## Problem statement
Search the listing for the string "wieku" and copy every line that contains it.

Extracted records:
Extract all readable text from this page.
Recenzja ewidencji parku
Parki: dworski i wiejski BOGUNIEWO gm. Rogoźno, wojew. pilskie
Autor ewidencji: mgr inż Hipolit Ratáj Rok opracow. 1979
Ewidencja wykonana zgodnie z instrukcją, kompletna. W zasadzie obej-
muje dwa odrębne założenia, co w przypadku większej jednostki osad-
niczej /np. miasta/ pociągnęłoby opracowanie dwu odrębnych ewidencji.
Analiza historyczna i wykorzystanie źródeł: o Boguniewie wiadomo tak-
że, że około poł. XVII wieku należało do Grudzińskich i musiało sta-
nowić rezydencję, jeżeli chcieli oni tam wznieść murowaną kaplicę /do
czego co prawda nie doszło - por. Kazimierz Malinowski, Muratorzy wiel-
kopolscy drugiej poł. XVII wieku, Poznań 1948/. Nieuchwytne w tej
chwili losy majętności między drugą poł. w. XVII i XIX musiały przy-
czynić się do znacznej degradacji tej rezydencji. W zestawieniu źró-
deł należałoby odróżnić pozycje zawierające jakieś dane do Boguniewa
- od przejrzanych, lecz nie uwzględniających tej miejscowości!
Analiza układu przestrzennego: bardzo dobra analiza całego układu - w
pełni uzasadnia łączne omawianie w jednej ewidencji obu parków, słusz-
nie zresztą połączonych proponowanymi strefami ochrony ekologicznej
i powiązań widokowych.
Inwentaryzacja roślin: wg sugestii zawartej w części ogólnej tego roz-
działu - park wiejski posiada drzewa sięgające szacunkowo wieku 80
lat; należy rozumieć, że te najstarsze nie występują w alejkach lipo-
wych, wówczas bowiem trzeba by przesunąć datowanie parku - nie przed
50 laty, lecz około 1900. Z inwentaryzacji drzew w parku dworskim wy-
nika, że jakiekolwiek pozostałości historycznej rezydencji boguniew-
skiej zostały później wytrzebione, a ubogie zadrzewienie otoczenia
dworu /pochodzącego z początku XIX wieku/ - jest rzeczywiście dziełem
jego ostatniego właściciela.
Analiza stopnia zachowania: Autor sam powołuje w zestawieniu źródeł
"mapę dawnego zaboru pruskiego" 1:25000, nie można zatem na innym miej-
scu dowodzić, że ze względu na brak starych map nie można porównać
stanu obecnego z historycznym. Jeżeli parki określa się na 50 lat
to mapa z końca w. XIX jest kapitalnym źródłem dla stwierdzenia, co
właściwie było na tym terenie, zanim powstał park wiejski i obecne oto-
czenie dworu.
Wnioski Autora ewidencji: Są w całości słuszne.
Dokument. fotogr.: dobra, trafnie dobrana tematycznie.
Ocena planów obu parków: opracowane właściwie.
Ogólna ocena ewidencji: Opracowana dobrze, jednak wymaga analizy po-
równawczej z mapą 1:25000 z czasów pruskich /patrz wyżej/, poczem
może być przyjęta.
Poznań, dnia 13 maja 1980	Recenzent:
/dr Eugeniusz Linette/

## Written solution
że, że około poł. XVII wieku należało do Grudzińskich i musiało sta-
kopolscy drugiej poł. XVII wieku, Poznań 1948/. Nieuchwytne w tej
działu - park wiejski posiada drzewa sięgające szacunkowo wieku 80
dworu /pochodzącego z początku XIX wieku/ - jest rzeczywiście dziełem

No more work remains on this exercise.